**Set task**
A line counts if it contains the word "Name" at least once. State how many such lines the records contain, giving the number alone.

* Begin Supplied material *

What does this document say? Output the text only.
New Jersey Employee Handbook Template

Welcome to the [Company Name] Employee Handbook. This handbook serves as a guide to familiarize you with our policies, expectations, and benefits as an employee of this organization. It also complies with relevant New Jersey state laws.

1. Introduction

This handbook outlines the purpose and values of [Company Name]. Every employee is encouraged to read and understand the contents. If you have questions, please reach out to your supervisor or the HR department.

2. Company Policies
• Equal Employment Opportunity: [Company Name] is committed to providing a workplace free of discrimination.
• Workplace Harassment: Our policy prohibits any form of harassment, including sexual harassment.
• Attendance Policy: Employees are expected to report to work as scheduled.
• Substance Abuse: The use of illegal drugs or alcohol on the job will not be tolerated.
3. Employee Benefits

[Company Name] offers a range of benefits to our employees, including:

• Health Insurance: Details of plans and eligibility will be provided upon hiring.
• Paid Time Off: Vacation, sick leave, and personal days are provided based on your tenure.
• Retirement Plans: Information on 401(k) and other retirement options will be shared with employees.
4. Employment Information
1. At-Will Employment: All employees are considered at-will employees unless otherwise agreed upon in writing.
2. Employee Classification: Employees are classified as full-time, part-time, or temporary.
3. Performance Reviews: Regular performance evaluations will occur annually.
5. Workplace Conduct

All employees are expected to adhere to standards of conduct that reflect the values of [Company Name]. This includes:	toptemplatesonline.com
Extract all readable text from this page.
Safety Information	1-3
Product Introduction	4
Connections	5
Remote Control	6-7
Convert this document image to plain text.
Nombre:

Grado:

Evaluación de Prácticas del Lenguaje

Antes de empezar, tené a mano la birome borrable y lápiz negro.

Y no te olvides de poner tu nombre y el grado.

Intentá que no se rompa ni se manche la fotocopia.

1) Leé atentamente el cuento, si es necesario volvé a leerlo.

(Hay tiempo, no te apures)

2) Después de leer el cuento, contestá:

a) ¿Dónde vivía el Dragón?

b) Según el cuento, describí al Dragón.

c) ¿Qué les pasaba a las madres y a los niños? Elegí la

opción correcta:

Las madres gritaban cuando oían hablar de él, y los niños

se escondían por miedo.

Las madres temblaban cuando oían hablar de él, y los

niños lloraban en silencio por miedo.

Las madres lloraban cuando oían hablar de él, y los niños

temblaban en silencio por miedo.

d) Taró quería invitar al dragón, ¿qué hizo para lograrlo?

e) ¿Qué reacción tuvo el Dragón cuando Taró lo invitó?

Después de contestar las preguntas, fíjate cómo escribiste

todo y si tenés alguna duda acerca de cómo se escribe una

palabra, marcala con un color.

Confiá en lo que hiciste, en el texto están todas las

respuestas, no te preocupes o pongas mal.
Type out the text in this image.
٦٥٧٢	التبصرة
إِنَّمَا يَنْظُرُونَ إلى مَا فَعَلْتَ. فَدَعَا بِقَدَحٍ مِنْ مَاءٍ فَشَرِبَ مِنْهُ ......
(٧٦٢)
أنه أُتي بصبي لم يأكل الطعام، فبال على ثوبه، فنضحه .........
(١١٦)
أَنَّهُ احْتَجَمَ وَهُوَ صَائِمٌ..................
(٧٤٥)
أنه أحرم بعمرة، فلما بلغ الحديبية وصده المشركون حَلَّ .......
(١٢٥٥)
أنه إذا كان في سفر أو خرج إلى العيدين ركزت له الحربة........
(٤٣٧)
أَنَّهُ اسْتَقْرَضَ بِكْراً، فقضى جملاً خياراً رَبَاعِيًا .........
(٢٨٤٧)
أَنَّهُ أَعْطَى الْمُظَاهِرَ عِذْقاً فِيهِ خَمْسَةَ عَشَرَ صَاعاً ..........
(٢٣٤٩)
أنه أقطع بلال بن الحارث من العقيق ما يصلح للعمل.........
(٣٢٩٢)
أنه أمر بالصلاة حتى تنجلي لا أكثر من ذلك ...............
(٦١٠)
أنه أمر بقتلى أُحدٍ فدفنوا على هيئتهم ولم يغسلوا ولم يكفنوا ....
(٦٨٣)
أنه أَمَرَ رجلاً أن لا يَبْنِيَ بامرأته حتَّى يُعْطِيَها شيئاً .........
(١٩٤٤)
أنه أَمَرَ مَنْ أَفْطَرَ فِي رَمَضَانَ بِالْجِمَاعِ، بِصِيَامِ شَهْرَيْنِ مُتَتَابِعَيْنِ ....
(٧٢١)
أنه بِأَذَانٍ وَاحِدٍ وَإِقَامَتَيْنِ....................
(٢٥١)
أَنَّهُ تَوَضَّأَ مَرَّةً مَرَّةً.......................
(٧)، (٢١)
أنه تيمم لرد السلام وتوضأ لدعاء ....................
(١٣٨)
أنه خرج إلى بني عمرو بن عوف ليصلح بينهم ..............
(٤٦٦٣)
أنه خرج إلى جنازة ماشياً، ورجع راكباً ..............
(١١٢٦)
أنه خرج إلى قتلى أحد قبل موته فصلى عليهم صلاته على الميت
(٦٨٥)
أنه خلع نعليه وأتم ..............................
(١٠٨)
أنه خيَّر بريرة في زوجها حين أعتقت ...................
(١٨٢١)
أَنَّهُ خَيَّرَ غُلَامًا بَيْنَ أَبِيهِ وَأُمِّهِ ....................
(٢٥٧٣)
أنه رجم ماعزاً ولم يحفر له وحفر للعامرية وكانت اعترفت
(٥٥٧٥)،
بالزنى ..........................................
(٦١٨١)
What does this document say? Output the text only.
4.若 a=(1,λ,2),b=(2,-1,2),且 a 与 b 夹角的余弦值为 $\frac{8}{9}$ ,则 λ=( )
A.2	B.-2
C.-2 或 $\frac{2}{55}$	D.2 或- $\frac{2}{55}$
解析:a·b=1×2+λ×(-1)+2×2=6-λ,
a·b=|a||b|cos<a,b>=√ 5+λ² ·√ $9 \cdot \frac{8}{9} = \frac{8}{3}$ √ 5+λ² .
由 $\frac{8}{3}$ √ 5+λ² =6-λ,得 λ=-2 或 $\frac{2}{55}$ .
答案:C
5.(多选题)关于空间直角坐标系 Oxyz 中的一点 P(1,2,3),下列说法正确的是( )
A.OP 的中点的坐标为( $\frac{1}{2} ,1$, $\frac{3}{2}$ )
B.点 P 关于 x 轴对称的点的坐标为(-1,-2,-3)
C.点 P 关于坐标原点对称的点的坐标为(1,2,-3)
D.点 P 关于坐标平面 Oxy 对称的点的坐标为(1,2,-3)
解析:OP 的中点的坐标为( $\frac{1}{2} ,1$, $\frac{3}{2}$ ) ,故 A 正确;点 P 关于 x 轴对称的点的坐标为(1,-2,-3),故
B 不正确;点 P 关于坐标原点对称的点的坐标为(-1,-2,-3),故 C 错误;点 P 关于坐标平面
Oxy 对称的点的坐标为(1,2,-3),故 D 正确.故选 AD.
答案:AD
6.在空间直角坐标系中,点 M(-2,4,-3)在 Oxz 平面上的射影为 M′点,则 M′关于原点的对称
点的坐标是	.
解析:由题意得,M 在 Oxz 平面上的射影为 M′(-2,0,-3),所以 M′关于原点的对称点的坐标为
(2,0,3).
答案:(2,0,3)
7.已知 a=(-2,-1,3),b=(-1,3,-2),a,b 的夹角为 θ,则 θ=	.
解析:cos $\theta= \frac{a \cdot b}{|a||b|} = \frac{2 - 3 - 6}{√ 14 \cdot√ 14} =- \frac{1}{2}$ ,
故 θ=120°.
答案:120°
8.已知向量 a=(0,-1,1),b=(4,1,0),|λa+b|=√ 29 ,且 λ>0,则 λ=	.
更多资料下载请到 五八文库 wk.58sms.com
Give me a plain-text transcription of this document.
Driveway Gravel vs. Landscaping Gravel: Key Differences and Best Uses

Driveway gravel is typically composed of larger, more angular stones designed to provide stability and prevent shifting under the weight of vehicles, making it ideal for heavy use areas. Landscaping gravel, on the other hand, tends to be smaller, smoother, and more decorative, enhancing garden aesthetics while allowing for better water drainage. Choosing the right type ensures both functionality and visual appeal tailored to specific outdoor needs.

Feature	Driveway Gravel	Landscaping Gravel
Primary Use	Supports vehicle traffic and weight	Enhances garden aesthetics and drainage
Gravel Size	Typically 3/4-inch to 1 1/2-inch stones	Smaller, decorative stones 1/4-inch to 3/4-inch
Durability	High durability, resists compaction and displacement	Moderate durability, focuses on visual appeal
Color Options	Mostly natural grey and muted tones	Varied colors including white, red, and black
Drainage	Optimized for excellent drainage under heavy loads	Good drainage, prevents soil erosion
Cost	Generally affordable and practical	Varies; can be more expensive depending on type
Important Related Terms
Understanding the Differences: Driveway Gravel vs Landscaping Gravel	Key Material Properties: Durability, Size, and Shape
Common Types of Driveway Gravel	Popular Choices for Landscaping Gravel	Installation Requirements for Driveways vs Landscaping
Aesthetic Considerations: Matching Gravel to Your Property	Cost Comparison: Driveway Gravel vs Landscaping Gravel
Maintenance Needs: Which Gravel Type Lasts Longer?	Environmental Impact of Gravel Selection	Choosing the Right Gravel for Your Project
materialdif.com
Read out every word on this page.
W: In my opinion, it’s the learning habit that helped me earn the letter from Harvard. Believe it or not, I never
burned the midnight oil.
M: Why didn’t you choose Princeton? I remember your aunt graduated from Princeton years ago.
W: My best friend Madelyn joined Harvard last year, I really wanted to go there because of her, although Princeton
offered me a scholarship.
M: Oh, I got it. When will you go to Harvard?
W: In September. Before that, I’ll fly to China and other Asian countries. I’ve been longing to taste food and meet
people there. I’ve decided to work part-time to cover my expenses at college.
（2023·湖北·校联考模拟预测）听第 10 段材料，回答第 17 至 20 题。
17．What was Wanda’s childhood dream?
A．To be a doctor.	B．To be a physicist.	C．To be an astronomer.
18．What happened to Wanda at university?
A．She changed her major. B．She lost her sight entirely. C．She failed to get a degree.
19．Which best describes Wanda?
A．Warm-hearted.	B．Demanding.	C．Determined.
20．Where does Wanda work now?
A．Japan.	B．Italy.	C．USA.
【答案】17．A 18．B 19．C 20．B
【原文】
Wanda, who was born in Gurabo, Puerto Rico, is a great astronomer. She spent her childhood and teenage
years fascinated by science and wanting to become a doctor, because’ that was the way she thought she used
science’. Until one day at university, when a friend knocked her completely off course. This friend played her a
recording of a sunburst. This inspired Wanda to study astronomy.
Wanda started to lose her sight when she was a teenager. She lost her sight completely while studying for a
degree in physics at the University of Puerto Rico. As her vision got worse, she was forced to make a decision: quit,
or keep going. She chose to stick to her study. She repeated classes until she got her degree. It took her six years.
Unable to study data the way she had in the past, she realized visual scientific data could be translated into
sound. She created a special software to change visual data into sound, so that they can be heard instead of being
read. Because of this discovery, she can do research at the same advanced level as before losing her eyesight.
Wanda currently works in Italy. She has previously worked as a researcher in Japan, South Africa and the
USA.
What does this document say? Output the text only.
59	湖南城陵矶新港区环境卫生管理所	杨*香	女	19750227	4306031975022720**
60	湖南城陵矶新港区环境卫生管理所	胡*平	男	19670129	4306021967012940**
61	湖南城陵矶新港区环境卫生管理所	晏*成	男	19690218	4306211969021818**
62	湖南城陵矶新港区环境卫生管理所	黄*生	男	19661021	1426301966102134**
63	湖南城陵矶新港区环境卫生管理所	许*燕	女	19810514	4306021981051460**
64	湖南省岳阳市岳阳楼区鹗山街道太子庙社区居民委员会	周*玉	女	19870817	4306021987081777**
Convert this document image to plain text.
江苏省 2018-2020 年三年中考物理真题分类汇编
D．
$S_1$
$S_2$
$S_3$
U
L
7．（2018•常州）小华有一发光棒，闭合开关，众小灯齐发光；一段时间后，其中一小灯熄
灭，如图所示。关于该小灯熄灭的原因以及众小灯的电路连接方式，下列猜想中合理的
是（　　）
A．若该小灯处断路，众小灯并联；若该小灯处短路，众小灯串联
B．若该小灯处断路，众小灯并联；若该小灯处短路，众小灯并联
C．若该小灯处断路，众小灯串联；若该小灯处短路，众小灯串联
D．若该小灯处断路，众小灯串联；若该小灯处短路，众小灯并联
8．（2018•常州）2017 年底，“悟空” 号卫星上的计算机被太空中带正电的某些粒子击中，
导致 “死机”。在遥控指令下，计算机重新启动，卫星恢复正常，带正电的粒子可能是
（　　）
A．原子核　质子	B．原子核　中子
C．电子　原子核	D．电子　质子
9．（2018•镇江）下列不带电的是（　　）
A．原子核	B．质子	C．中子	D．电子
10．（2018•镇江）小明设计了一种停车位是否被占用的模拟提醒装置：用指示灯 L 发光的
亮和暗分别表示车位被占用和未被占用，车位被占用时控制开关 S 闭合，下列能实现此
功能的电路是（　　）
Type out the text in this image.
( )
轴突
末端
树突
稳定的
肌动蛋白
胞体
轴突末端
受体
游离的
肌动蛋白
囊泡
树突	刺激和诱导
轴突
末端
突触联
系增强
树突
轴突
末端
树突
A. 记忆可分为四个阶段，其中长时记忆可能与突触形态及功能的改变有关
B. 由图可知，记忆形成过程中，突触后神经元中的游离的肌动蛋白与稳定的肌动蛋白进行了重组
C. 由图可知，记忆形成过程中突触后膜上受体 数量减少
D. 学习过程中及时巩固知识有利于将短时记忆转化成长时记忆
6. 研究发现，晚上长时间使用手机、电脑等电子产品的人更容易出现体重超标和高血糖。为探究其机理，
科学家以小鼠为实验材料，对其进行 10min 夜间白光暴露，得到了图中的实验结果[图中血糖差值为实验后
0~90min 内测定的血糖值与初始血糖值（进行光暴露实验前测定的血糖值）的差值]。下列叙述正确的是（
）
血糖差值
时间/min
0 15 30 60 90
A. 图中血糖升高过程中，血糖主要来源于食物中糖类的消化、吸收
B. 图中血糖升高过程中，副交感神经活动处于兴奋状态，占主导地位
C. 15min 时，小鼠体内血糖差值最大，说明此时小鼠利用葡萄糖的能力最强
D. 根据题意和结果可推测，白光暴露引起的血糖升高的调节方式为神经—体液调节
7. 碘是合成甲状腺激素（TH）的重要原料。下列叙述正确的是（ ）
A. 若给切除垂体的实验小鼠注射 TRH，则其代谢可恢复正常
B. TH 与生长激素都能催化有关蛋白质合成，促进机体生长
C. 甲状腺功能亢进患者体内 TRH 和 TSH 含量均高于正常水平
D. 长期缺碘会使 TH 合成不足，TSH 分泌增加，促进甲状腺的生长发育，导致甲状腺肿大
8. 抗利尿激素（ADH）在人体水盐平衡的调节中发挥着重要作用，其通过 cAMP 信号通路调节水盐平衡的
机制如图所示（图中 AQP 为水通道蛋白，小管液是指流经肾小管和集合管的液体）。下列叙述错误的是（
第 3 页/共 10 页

* End Supplied material *

**Exercise output**
5